>> Begin DATA ROWS
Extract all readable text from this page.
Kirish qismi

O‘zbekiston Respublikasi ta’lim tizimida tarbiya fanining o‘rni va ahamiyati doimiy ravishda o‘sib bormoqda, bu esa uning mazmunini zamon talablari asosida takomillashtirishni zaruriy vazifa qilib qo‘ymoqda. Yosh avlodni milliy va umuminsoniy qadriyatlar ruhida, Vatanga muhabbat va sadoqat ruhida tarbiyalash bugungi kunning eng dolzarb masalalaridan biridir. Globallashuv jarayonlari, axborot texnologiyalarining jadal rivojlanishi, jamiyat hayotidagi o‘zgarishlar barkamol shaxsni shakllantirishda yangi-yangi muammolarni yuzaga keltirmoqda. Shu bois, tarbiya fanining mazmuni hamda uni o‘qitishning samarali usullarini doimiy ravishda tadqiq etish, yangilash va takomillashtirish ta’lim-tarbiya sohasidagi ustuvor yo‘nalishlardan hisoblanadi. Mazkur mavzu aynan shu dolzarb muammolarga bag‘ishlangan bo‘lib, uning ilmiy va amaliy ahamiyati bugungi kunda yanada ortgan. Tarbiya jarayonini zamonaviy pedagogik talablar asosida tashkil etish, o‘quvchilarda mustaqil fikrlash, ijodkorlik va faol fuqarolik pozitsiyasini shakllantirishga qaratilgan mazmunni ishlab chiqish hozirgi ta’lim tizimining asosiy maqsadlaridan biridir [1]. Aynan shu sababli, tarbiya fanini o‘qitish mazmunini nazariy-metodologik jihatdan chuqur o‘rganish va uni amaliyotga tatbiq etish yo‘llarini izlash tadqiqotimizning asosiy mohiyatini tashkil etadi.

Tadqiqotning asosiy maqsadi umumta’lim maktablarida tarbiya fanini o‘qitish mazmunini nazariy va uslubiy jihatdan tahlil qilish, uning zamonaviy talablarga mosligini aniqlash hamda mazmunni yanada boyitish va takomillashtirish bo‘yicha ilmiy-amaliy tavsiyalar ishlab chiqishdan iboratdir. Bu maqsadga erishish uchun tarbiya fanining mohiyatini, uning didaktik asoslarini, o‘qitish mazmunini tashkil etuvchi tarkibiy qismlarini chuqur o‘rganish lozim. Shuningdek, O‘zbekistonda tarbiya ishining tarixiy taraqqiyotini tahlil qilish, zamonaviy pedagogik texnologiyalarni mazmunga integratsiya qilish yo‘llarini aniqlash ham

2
>> End DATA ROWS
▶ [YOUR GOAL] Copy every record exactly, with nothing added or dropped.

▶ [THE OUTPUT]
Extract all readable text from this page.
Kirish qismi

O‘zbekiston Respublikasi ta’lim tizimida tarbiya fanining o‘rni va ahamiyati doimiy ravishda o‘sib bormoqda, bu esa uning mazmunini zamon talablari asosida takomillashtirishni zaruriy vazifa qilib qo‘ymoqda. Yosh avlodni milliy va umuminsoniy qadriyatlar ruhida, Vatanga muhabbat va sadoqat ruhida tarbiyalash bugungi kunning eng dolzarb masalalaridan biridir. Globallashuv jarayonlari, axborot texnologiyalarining jadal rivojlanishi, jamiyat hayotidagi o‘zgarishlar barkamol shaxsni shakllantirishda yangi-yangi muammolarni yuzaga keltirmoqda. Shu bois, tarbiya fanining mazmuni hamda uni o‘qitishning samarali usullarini doimiy ravishda tadqiq etish, yangilash va takomillashtirish ta’lim-tarbiya sohasidagi ustuvor yo‘nalishlardan hisoblanadi. Mazkur mavzu aynan shu dolzarb muammolarga bag‘ishlangan bo‘lib, uning ilmiy va amaliy ahamiyati bugungi kunda yanada ortgan. Tarbiya jarayonini zamonaviy pedagogik talablar asosida tashkil etish, o‘quvchilarda mustaqil fikrlash, ijodkorlik va faol fuqarolik pozitsiyasini shakllantirishga qaratilgan mazmunni ishlab chiqish hozirgi ta’lim tizimining asosiy maqsadlaridan biridir [1]. Aynan shu sababli, tarbiya fanini o‘qitish mazmunini nazariy-metodologik jihatdan chuqur o‘rganish va uni amaliyotga tatbiq etish yo‘llarini izlash tadqiqotimizning asosiy mohiyatini tashkil etadi.

Tadqiqotning asosiy maqsadi umumta’lim maktablarida tarbiya fanini o‘qitish mazmunini nazariy va uslubiy jihatdan tahlil qilish, uning zamonaviy talablarga mosligini aniqlash hamda mazmunni yanada boyitish va takomillashtirish bo‘yicha ilmiy-amaliy tavsiyalar ishlab chiqishdan iboratdir. Bu maqsadga erishish uchun tarbiya fanining mohiyatini, uning didaktik asoslarini, o‘qitish mazmunini tashkil etuvchi tarkibiy qismlarini chuqur o‘rganish lozim. Shuningdek, O‘zbekistonda tarbiya ishining tarixiy taraqqiyotini tahlil qilish, zamonaviy pedagogik texnologiyalarni mazmunga integratsiya qilish yo‘llarini aniqlash ham

2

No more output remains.